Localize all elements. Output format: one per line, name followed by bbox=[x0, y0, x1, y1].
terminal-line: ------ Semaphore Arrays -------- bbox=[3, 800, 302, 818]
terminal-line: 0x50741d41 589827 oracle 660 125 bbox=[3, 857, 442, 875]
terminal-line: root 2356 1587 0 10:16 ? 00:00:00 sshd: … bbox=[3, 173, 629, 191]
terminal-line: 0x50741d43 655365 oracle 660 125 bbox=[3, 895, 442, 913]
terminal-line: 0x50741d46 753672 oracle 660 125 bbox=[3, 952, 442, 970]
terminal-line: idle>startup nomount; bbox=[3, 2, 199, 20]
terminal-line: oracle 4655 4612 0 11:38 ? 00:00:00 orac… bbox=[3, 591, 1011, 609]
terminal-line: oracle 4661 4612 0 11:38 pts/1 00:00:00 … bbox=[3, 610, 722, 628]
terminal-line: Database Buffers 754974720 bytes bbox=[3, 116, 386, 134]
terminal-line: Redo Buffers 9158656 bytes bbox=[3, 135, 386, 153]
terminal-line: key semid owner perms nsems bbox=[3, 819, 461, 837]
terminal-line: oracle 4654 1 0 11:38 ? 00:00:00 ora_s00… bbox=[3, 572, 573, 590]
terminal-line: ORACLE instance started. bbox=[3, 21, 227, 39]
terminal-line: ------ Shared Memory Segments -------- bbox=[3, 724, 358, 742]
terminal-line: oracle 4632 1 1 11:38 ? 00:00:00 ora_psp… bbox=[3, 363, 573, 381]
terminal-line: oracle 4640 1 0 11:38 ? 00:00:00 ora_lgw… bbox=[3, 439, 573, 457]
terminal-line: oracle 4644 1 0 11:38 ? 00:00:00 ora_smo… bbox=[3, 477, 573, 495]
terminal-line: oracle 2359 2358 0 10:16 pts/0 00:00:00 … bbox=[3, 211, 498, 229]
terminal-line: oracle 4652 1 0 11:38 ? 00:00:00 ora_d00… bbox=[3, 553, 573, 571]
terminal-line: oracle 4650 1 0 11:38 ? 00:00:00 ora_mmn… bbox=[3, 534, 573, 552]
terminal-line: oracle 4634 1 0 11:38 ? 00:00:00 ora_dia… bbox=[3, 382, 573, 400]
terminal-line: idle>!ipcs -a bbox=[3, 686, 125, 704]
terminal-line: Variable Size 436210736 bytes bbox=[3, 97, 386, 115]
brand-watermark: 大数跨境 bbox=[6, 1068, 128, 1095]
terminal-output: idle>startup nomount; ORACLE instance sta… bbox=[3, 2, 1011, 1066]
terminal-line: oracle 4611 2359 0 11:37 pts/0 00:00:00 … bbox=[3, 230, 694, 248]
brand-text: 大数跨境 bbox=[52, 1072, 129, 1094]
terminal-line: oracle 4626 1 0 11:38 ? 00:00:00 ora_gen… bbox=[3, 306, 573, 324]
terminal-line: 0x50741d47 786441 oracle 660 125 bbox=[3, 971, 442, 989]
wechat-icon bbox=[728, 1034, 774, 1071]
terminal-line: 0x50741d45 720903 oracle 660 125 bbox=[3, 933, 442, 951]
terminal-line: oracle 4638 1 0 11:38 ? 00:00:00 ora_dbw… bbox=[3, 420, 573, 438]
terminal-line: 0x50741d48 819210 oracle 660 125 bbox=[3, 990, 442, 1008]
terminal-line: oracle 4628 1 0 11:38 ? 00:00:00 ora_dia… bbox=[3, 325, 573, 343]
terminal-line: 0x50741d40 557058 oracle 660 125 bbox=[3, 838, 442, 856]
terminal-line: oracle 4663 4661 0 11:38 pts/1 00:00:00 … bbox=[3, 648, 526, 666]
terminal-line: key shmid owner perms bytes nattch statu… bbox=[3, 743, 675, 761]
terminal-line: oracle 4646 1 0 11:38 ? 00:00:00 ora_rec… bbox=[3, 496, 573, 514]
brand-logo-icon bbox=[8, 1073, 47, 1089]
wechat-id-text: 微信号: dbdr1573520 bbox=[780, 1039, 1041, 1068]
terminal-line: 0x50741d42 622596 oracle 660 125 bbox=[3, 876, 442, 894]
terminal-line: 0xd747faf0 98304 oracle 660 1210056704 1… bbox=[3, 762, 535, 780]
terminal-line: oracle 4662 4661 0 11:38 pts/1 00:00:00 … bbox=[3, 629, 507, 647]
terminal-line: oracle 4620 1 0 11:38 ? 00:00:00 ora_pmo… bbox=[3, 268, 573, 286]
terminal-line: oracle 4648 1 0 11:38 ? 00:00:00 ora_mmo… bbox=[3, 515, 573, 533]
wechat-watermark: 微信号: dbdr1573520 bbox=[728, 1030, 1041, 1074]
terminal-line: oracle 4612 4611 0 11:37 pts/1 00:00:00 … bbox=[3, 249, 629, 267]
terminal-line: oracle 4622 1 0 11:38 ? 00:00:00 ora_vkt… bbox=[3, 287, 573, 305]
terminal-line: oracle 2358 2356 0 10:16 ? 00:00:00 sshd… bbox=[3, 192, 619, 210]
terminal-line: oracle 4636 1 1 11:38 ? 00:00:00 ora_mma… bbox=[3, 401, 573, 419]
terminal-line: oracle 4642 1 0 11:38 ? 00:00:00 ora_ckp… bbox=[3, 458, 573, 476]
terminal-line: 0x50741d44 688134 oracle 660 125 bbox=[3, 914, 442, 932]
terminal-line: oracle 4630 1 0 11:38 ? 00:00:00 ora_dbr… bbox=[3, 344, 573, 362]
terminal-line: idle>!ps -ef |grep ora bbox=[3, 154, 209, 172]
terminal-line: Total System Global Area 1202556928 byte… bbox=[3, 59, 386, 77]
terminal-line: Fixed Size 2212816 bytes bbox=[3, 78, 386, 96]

◇ ◇ ◇ ◇ ◇

● EXERCISE: Reproduce verbatim the portion of the records that begins with their first line and ends with the line containing "terminal-line: idle>!ipcs -a", including both of those lines.

● RESULT FOR THIS TASK:
Localize all elements. Output format: one per line, name followed by bbox=[x0, y0, x1, y1].
terminal-line: ------ Semaphore Arrays -------- bbox=[3, 800, 302, 818]
terminal-line: 0x50741d41 589827 oracle 660 125 bbox=[3, 857, 442, 875]
terminal-line: root 2356 1587 0 10:16 ? 00:00:00 sshd: … bbox=[3, 173, 629, 191]
terminal-line: 0x50741d43 655365 oracle 660 125 bbox=[3, 895, 442, 913]
terminal-line: 0x50741d46 753672 oracle 660 125 bbox=[3, 952, 442, 970]
terminal-line: idle>startup nomount; bbox=[3, 2, 199, 20]
terminal-line: oracle 4655 4612 0 11:38 ? 00:00:00 orac… bbox=[3, 591, 1011, 609]
terminal-line: oracle 4661 4612 0 11:38 pts/1 00:00:00 … bbox=[3, 610, 722, 628]
terminal-line: Database Buffers 754974720 bytes bbox=[3, 116, 386, 134]
terminal-line: Redo Buffers 9158656 bytes bbox=[3, 135, 386, 153]
terminal-line: key semid owner perms nsems bbox=[3, 819, 461, 837]
terminal-line: oracle 4654 1 0 11:38 ? 00:00:00 ora_s00… bbox=[3, 572, 573, 590]
terminal-line: ORACLE instance started. bbox=[3, 21, 227, 39]
terminal-line: ------ Shared Memory Segments -------- bbox=[3, 724, 358, 742]
terminal-line: oracle 4632 1 1 11:38 ? 00:00:00 ora_psp… bbox=[3, 363, 573, 381]
terminal-line: oracle 4640 1 0 11:38 ? 00:00:00 ora_lgw… bbox=[3, 439, 573, 457]
terminal-line: oracle 4644 1 0 11:38 ? 00:00:00 ora_smo… bbox=[3, 477, 573, 495]
terminal-line: oracle 2359 2358 0 10:16 pts/0 00:00:00 … bbox=[3, 211, 498, 229]
terminal-line: oracle 4652 1 0 11:38 ? 00:00:00 ora_d00… bbox=[3, 553, 573, 571]
terminal-line: oracle 4650 1 0 11:38 ? 00:00:00 ora_mmn… bbox=[3, 534, 573, 552]
terminal-line: oracle 4634 1 0 11:38 ? 00:00:00 ora_dia… bbox=[3, 382, 573, 400]
terminal-line: idle>!ipcs -a bbox=[3, 686, 125, 704]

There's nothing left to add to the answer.